***** Records for the task

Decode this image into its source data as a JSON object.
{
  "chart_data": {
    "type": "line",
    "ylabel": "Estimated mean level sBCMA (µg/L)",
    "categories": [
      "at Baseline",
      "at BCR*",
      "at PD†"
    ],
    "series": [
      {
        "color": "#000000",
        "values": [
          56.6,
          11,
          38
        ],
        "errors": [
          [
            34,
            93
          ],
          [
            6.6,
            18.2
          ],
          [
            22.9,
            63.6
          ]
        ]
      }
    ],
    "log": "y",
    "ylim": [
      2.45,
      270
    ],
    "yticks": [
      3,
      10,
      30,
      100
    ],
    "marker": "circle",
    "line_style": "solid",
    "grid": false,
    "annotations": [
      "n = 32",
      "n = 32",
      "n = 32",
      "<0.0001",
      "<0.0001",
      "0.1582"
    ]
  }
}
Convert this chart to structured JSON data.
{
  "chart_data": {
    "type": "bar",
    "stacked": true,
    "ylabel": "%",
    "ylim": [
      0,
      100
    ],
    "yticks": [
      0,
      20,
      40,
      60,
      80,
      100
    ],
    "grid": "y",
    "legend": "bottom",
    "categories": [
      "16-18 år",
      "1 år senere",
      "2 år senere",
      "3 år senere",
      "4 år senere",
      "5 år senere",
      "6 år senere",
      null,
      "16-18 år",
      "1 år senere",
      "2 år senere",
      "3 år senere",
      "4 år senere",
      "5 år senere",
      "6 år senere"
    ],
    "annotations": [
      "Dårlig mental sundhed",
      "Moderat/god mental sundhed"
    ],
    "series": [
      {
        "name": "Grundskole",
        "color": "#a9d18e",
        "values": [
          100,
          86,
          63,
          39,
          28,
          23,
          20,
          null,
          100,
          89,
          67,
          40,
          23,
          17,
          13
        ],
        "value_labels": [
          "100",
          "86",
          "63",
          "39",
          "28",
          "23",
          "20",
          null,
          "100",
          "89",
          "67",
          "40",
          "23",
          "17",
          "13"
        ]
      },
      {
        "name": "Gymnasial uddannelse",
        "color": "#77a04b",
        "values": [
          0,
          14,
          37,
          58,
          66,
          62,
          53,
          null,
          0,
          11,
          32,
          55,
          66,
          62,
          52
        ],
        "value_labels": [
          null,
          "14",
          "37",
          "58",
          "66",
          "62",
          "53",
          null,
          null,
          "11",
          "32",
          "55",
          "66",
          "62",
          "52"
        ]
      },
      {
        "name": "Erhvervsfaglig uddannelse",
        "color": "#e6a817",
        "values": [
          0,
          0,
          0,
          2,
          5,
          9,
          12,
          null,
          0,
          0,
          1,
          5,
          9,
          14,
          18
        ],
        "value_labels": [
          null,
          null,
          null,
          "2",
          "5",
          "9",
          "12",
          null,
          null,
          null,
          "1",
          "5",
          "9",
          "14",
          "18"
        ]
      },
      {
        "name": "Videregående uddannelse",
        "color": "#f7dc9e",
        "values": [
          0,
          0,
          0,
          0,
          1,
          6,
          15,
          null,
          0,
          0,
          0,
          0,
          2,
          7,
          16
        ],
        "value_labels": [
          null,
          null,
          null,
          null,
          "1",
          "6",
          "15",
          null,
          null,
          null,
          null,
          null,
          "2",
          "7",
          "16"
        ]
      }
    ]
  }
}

**********

Prompt: Print every entry exactly as it appears.

Result of this exercise:
Decode this image into its source data as a JSON object.
{
  "chart_data": {
    "type": "line",
    "ylabel": "Estimated mean level sBCMA (µg/L)",
    "categories": [
      "at Baseline",
      "at BCR*",
      "at PD†"
    ],
    "series": [
      {
        "color": "#000000",
        "values": [
          56.6,
          11,
          38
        ],
        "errors": [
          [
            34,
            93
          ],
          [
            6.6,
            18.2
          ],
          [
            22.9,
            63.6
          ]
        ]
      }
    ],
    "log": "y",
    "ylim": [
      2.45,
      270
    ],
    "yticks": [
      3,
      10,
      30,
      100
    ],
    "marker": "circle",
    "line_style": "solid",
    "grid": false,
    "annotations": [
      "n = 32",
      "n = 32",
      "n = 32",
      "<0.0001",
      "<0.0001",
      "0.1582"
    ]
  }
}
Convert this chart to structured JSON data.
{
  "chart_data": {
    "type": "bar",
    "stacked": true,
    "ylabel": "%",
    "ylim": [
      0,
      100
    ],
    "yticks": [
      0,
      20,
      40,
      60,
      80,
      100
    ],
    "grid": "y",
    "legend": "bottom",
    "categories": [
      "16-18 år",
      "1 år senere",
      "2 år senere",
      "3 år senere",
      "4 år senere",
      "5 år senere",
      "6 år senere",
      null,
      "16-18 år",
      "1 år senere",
      "2 år senere",
      "3 år senere",
      "4 år senere",
      "5 år senere",
      "6 år senere"
    ],
    "annotations": [
      "Dårlig mental sundhed",
      "Moderat/god mental sundhed"
    ],
    "series": [
      {
        "name": "Grundskole",
        "color": "#a9d18e",
        "values": [
          100,
          86,
          63,
          39,
          28,
          23,
          20,
          null,
          100,
          89,
          67,
          40,
          23,
          17,
          13
        ],
        "value_labels": [
          "100",
          "86",
          "63",
          "39",
          "28",
          "23",
          "20",
          null,
          "100",
          "89",
          "67",
          "40",
          "23",
          "17",
          "13"
        ]
      },
      {
        "name": "Gymnasial uddannelse",
        "color": "#77a04b",
        "values": [
          0,
          14,
          37,
          58,
          66,
          62,
          53,
          null,
          0,
          11,
          32,
          55,
          66,
          62,
          52
        ],
        "value_labels": [
          null,
          "14",
          "37",
          "58",
          "66",
          "62",
          "53",
          null,
          null,
          "11",
          "32",
          "55",
          "66",
          "62",
          "52"
        ]
      },
      {
        "name": "Erhvervsfaglig uddannelse",
        "color": "#e6a817",
        "values": [
          0,
          0,
          0,
          2,
          5,
          9,
          12,
          null,
          0,
          0,
          1,
          5,
          9,
          14,
          18
        ],
        "value_labels": [
          null,
          null,
          null,
          "2",
          "5",
          "9",
          "12",
          null,
          null,
          null,
          "1",
          "5",
          "9",
          "14",
          "18"
        ]
      },
      {
        "name": "Videregående uddannelse",
        "color": "#f7dc9e",
        "values": [
          0,
          0,
          0,
          0,
          1,
          6,
          15,
          null,
          0,
          0,
          0,
          0,
          2,
          7,
          16
        ],
        "value_labels": [
          null,
          null,
          null,
          null,
          "1",
          "6",
          "15",
          null,
          null,
          null,
          null,
          null,
          "2",
          "7",
          "16"
        ]
      }
    ]
  }
}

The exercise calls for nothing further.